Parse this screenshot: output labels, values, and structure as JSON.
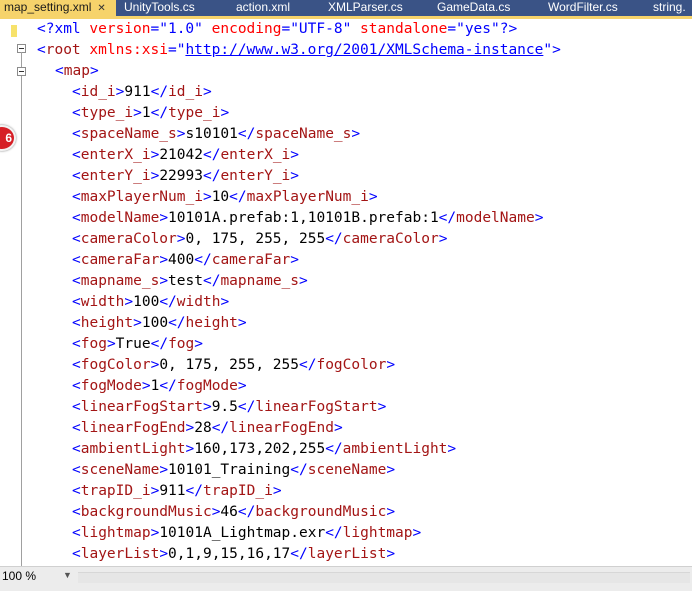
{
  "tabs": [
    {
      "label": "map_setting.xml",
      "active": true
    },
    {
      "label": "UnityTools.cs",
      "active": false
    },
    {
      "label": "action.xml",
      "active": false
    },
    {
      "label": "XMLParser.cs",
      "active": false
    },
    {
      "label": "GameData.cs",
      "active": false
    },
    {
      "label": "WordFilter.cs",
      "active": false
    },
    {
      "label": "string.",
      "active": false
    }
  ],
  "badge": {
    "text": "6"
  },
  "editor": {
    "decl": {
      "open": "<?xml",
      "a1": "version",
      "v1": "\"1.0\"",
      "a2": "encoding",
      "v2": "\"UTF-8\"",
      "a3": "standalone",
      "v3": "\"yes\"",
      "close": "?>"
    },
    "root": {
      "tag": "root",
      "attr": "xmlns:xsi",
      "eq": "=\"",
      "link": "http://www.w3.org/2001/XMLSchema-instance",
      "endq": "\">"
    },
    "map_tag": "map",
    "elements": [
      {
        "tag": "id_i",
        "value": "911"
      },
      {
        "tag": "type_i",
        "value": "1"
      },
      {
        "tag": "spaceName_s",
        "value": "s10101"
      },
      {
        "tag": "enterX_i",
        "value": "21042"
      },
      {
        "tag": "enterY_i",
        "value": "22993"
      },
      {
        "tag": "maxPlayerNum_i",
        "value": "10"
      },
      {
        "tag": "modelName",
        "value": "10101A.prefab:1,10101B.prefab:1"
      },
      {
        "tag": "cameraColor",
        "value": "0, 175, 255, 255"
      },
      {
        "tag": "cameraFar",
        "value": "400"
      },
      {
        "tag": "mapname_s",
        "value": "test"
      },
      {
        "tag": "width",
        "value": "100"
      },
      {
        "tag": "height",
        "value": "100"
      },
      {
        "tag": "fog",
        "value": "True"
      },
      {
        "tag": "fogColor",
        "value": "0, 175, 255, 255"
      },
      {
        "tag": "fogMode",
        "value": "1"
      },
      {
        "tag": "linearFogStart",
        "value": "9.5"
      },
      {
        "tag": "linearFogEnd",
        "value": "28"
      },
      {
        "tag": "ambientLight",
        "value": "160,173,202,255"
      },
      {
        "tag": "sceneName",
        "value": "10101_Training"
      },
      {
        "tag": "trapID_i",
        "value": "911"
      },
      {
        "tag": "backgroundMusic",
        "value": "46"
      },
      {
        "tag": "lightmap",
        "value": "10101A_Lightmap.exr"
      },
      {
        "tag": "layerList",
        "value": "0,1,9,15,16,17"
      }
    ]
  },
  "status": {
    "zoom": "100 %"
  },
  "colors": {
    "tab_strip": "#3a5386",
    "active_tab": "#f6d36b",
    "xml_tag": "#a31515",
    "xml_bracket": "#0000ff",
    "xml_attr": "#ff0000"
  }
}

» TASK PROMPT: Output the records above exactly; leave out the pictures.

» CORRECT ANSWER:
Parse this screenshot: output labels, values, and structure as JSON.
{
  "tabs": [
    {
      "label": "map_setting.xml",
      "active": true
    },
    {
      "label": "UnityTools.cs",
      "active": false
    },
    {
      "label": "action.xml",
      "active": false
    },
    {
      "label": "XMLParser.cs",
      "active": false
    },
    {
      "label": "GameData.cs",
      "active": false
    },
    {
      "label": "WordFilter.cs",
      "active": false
    },
    {
      "label": "string.",
      "active": false
    }
  ],
  "badge": {
    "text": "6"
  },
  "editor": {
    "decl": {
      "open": "<?xml",
      "a1": "version",
      "v1": "\"1.0\"",
      "a2": "encoding",
      "v2": "\"UTF-8\"",
      "a3": "standalone",
      "v3": "\"yes\"",
      "close": "?>"
    },
    "root": {
      "tag": "root",
      "attr": "xmlns:xsi",
      "eq": "=\"",
      "link": "http://www.w3.org/2001/XMLSchema-instance",
      "endq": "\">"
    },
    "map_tag": "map",
    "elements": [
      {
        "tag": "id_i",
        "value": "911"
      },
      {
        "tag": "type_i",
        "value": "1"
      },
      {
        "tag": "spaceName_s",
        "value": "s10101"
      },
      {
        "tag": "enterX_i",
        "value": "21042"
      },
      {
        "tag": "enterY_i",
        "value": "22993"
      },
      {
        "tag": "maxPlayerNum_i",
        "value": "10"
      },
      {
        "tag": "modelName",
        "value": "10101A.prefab:1,10101B.prefab:1"
      },
      {
        "tag": "cameraColor",
        "value": "0, 175, 255, 255"
      },
      {
        "tag": "cameraFar",
        "value": "400"
      },
      {
        "tag": "mapname_s",
        "value": "test"
      },
      {
        "tag": "width",
        "value": "100"
      },
      {
        "tag": "height",
        "value": "100"
      },
      {
        "tag": "fog",
        "value": "True"
      },
      {
        "tag": "fogColor",
        "value": "0, 175, 255, 255"
      },
      {
        "tag": "fogMode",
        "value": "1"
      },
      {
        "tag": "linearFogStart",
        "value": "9.5"
      },
      {
        "tag": "linearFogEnd",
        "value": "28"
      },
      {
        "tag": "ambientLight",
        "value": "160,173,202,255"
      },
      {
        "tag": "sceneName",
        "value": "10101_Training"
      },
      {
        "tag": "trapID_i",
        "value": "911"
      },
      {
        "tag": "backgroundMusic",
        "value": "46"
      },
      {
        "tag": "lightmap",
        "value": "10101A_Lightmap.exr"
      },
      {
        "tag": "layerList",
        "value": "0,1,9,15,16,17"
      }
    ]
  },
  "status": {
    "zoom": "100 %"
  },
  "colors": {
    "tab_strip": "#3a5386",
    "active_tab": "#f6d36b",
    "xml_tag": "#a31515",
    "xml_bracket": "#0000ff",
    "xml_attr": "#ff0000"
  }
}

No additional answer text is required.